# START OF RECORD EXCERPTS

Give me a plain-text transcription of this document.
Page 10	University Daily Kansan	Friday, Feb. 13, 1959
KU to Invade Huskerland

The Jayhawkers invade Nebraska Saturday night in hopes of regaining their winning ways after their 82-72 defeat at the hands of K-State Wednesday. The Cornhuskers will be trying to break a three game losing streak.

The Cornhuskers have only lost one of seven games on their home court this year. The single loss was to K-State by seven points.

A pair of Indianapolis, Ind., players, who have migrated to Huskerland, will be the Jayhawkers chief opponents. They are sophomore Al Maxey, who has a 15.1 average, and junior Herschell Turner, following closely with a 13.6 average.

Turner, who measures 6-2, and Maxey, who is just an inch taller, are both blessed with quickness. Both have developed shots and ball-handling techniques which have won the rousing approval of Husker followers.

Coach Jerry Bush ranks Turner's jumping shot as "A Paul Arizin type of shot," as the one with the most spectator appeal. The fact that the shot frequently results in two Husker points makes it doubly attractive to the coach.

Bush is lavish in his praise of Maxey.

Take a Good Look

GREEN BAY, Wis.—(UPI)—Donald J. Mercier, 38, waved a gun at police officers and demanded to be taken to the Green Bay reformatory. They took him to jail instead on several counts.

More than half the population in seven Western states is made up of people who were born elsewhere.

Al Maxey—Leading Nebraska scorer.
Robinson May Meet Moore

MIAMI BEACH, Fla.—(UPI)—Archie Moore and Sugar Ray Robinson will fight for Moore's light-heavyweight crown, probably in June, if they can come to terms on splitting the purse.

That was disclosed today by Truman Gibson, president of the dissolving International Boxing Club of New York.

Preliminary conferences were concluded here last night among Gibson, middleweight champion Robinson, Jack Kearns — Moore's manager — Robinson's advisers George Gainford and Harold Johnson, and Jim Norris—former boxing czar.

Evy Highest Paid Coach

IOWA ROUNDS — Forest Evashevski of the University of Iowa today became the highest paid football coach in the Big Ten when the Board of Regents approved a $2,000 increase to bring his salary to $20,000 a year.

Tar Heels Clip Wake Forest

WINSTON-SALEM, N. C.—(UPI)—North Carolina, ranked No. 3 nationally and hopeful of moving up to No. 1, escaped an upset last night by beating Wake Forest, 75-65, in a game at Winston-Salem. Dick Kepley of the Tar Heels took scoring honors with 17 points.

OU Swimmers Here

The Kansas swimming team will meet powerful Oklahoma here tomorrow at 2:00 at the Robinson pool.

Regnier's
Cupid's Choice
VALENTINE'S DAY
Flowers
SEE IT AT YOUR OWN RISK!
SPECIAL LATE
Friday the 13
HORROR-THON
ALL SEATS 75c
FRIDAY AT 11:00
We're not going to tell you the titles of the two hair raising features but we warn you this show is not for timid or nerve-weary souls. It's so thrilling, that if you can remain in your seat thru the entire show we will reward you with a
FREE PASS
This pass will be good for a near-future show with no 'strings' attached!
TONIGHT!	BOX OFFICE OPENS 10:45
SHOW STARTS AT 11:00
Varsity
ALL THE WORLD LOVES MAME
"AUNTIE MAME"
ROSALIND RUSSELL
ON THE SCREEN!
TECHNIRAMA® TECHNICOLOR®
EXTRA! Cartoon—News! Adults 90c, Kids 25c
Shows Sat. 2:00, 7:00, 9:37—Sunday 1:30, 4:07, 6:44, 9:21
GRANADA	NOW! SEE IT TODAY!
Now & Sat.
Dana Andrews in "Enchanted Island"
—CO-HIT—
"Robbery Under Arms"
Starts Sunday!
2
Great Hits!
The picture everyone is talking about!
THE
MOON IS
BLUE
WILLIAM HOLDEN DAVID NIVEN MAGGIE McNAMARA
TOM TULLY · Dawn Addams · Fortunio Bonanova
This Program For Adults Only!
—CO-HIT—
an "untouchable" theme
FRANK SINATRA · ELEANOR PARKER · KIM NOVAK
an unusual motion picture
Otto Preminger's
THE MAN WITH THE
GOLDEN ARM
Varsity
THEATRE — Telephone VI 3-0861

# END OF RECORD EXCERPTS

## [GIVEN INSTRUCTION]
Repeat the whole listing exactly, keeping every line intact.

## [RESULT OF THE EXERCISE]
Give me a plain-text transcription of this document.
Page 10	University Daily Kansan	Friday, Feb. 13, 1959
KU to Invade Huskerland

The Jayhawkers invade Nebraska Saturday night in hopes of regaining their winning ways after their 82-72 defeat at the hands of K-State Wednesday. The Cornhuskers will be trying to break a three game losing streak.

The Cornhuskers have only lost one of seven games on their home court this year. The single loss was to K-State by seven points.

A pair of Indianapolis, Ind., players, who have migrated to Huskerland, will be the Jayhawkers chief opponents. They are sophomore Al Maxey, who has a 15.1 average, and junior Herschell Turner, following closely with a 13.6 average.

Turner, who measures 6-2, and Maxey, who is just an inch taller, are both blessed with quickness. Both have developed shots and ball-handling techniques which have won the rousing approval of Husker followers.

Coach Jerry Bush ranks Turner's jumping shot as "A Paul Arizin type of shot," as the one with the most spectator appeal. The fact that the shot frequently results in two Husker points makes it doubly attractive to the coach.

Bush is lavish in his praise of Maxey.

Take a Good Look

GREEN BAY, Wis.—(UPI)—Donald J. Mercier, 38, waved a gun at police officers and demanded to be taken to the Green Bay reformatory. They took him to jail instead on several counts.

More than half the population in seven Western states is made up of people who were born elsewhere.

Al Maxey—Leading Nebraska scorer.
Robinson May Meet Moore

MIAMI BEACH, Fla.—(UPI)—Archie Moore and Sugar Ray Robinson will fight for Moore's light-heavyweight crown, probably in June, if they can come to terms on splitting the purse.

That was disclosed today by Truman Gibson, president of the dissolving International Boxing Club of New York.

Preliminary conferences were concluded here last night among Gibson, middleweight champion Robinson, Jack Kearns — Moore's manager — Robinson's advisers George Gainford and Harold Johnson, and Jim Norris—former boxing czar.

Evy Highest Paid Coach

IOWA ROUNDS — Forest Evashevski of the University of Iowa today became the highest paid football coach in the Big Ten when the Board of Regents approved a $2,000 increase to bring his salary to $20,000 a year.

Tar Heels Clip Wake Forest

WINSTON-SALEM, N. C.—(UPI)—North Carolina, ranked No. 3 nationally and hopeful of moving up to No. 1, escaped an upset last night by beating Wake Forest, 75-65, in a game at Winston-Salem. Dick Kepley of the Tar Heels took scoring honors with 17 points.

OU Swimmers Here

The Kansas swimming team will meet powerful Oklahoma here tomorrow at 2:00 at the Robinson pool.

Regnier's
Cupid's Choice
VALENTINE'S DAY
Flowers
SEE IT AT YOUR OWN RISK!
SPECIAL LATE
Friday the 13
HORROR-THON
ALL SEATS 75c
FRIDAY AT 11:00
We're not going to tell you the titles of the two hair raising features but we warn you this show is not for timid or nerve-weary souls. It's so thrilling, that if you can remain in your seat thru the entire show we will reward you with a
FREE PASS
This pass will be good for a near-future show with no 'strings' attached!
TONIGHT!	BOX OFFICE OPENS 10:45
SHOW STARTS AT 11:00
Varsity
ALL THE WORLD LOVES MAME
"AUNTIE MAME"
ROSALIND RUSSELL
ON THE SCREEN!
TECHNIRAMA® TECHNICOLOR®
EXTRA! Cartoon—News! Adults 90c, Kids 25c
Shows Sat. 2:00, 7:00, 9:37—Sunday 1:30, 4:07, 6:44, 9:21
GRANADA	NOW! SEE IT TODAY!
Now & Sat.
Dana Andrews in "Enchanted Island"
—CO-HIT—
"Robbery Under Arms"
Starts Sunday!
2
Great Hits!
The picture everyone is talking about!
THE
MOON IS
BLUE
WILLIAM HOLDEN DAVID NIVEN MAGGIE McNAMARA
TOM TULLY · Dawn Addams · Fortunio Bonanova
This Program For Adults Only!
—CO-HIT—
an "untouchable" theme
FRANK SINATRA · ELEANOR PARKER · KIM NOVAK
an unusual motion picture
Otto Preminger's
THE MAN WITH THE
GOLDEN ARM
Varsity
THEATRE — Telephone VI 3-0861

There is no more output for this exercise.